Gather each line of the records where "note" appears.

-- Start of DATA FOR PROCESSING --

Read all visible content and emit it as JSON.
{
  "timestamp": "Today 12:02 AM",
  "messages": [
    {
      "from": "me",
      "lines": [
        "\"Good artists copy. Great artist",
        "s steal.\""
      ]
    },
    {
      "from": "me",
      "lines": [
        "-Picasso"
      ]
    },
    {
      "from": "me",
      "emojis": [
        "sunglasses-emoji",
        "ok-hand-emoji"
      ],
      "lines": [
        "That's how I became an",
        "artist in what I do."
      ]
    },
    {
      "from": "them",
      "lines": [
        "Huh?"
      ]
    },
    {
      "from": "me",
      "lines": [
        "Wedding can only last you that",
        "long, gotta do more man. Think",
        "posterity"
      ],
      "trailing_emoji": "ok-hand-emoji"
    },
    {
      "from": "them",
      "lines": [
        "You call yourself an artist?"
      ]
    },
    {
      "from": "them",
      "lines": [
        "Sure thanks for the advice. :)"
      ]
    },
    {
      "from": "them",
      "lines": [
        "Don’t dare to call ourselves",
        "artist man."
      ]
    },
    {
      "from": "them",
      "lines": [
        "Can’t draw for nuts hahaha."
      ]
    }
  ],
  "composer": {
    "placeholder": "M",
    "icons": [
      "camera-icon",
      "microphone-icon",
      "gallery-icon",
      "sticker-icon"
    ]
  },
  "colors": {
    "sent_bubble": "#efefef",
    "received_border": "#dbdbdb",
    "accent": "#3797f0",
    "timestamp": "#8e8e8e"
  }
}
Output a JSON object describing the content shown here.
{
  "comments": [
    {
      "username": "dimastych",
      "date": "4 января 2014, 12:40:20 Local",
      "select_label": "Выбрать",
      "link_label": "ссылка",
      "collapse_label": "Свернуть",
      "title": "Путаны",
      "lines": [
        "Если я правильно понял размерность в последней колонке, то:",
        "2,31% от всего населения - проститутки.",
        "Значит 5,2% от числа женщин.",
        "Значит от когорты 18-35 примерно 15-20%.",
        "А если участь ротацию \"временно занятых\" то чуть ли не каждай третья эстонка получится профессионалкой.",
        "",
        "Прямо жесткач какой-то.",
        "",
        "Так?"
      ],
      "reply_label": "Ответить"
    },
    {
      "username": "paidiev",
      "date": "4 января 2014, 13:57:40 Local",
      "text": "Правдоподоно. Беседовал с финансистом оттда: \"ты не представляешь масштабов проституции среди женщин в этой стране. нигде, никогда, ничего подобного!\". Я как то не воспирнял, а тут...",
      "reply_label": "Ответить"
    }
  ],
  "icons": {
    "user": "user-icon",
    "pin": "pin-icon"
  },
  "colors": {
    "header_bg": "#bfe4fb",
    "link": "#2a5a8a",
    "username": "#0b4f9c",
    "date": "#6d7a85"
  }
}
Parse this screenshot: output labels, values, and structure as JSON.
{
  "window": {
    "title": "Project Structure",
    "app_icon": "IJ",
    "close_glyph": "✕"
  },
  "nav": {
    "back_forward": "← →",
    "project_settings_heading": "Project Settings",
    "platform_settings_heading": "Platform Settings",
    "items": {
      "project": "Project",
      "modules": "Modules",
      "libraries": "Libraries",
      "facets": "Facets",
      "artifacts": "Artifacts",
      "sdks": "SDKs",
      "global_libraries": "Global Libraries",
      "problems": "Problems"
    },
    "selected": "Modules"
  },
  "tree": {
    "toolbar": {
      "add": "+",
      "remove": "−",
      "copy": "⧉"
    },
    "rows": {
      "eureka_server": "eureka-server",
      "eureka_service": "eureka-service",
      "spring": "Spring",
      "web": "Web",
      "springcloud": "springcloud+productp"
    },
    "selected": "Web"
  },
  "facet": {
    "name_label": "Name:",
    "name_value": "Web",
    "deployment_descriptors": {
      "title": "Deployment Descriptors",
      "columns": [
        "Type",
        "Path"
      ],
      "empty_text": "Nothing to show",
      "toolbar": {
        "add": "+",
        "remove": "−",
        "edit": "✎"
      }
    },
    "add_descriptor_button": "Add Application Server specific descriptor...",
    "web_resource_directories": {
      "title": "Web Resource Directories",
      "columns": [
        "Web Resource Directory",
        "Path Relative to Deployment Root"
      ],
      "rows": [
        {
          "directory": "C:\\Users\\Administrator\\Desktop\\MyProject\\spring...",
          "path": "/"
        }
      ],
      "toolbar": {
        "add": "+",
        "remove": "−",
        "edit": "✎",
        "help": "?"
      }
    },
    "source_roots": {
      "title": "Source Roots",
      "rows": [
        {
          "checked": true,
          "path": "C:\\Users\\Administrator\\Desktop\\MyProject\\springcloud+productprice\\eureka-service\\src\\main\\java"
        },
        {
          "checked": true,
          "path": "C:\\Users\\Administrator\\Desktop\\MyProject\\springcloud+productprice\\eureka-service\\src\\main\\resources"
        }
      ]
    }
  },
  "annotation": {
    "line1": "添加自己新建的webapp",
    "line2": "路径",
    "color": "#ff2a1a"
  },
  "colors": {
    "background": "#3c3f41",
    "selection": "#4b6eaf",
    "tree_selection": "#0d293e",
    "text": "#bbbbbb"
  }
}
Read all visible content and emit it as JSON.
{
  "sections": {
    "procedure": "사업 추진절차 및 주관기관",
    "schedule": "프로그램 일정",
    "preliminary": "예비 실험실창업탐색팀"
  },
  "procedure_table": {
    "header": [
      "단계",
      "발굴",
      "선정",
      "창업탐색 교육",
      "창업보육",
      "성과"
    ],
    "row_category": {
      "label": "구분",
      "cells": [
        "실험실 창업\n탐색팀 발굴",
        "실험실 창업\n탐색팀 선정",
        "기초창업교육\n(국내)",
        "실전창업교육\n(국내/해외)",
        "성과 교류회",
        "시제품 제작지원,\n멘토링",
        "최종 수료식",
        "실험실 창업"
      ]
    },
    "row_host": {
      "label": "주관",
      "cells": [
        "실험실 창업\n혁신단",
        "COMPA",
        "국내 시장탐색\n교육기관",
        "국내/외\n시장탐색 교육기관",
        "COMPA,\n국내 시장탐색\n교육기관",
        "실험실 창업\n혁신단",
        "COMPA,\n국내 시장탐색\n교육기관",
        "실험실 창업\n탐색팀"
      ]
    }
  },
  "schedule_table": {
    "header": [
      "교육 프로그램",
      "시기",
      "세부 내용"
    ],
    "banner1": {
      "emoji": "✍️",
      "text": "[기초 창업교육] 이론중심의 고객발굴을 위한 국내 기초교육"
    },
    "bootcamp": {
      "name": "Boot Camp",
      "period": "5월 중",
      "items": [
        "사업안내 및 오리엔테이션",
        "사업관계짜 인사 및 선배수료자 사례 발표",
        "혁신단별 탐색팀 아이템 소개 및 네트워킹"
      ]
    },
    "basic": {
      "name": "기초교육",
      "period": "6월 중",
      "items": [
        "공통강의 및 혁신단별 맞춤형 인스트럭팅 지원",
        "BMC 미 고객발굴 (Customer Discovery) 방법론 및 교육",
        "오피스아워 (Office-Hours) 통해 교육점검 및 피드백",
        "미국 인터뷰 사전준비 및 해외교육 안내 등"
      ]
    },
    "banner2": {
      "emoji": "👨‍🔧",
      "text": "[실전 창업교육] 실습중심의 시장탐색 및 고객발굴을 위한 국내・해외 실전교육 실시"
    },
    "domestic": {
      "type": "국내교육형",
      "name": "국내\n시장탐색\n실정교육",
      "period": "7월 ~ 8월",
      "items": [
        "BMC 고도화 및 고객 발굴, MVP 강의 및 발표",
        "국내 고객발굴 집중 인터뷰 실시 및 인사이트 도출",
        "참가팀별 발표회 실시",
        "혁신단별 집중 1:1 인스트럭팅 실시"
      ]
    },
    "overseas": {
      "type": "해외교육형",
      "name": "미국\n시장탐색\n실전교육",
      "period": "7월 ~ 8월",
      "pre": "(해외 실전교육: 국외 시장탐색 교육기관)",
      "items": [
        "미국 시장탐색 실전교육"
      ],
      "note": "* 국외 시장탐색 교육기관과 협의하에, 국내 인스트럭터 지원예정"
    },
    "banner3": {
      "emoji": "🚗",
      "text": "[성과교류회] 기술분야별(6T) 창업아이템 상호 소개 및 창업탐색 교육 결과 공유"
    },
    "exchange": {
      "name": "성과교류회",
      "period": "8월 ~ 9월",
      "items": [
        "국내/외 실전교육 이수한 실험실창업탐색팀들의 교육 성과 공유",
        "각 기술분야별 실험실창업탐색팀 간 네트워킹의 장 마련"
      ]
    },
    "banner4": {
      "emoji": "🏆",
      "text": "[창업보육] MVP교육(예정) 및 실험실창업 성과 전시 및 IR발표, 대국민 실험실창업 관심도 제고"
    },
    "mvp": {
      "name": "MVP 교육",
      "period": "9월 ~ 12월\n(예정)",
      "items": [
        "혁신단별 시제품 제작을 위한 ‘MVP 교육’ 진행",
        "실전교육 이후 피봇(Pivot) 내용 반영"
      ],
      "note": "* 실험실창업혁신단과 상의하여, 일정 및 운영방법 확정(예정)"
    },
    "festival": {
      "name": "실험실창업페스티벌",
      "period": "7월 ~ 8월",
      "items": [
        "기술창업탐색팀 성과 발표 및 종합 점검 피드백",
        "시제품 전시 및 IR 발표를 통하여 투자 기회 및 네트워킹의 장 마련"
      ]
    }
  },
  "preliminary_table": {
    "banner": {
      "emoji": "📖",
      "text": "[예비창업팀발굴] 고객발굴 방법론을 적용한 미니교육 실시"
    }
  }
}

-- End of DATA FOR PROCESSING --

• _ANSWER BELOW_
      "note": "* 국외 시장탐색 교육기관과 협의하에, 국내 인스트럭터 지원예정"
      "note": "* 실험실창업혁신단과 상의하여, 일정 및 운영방법 확정(예정)"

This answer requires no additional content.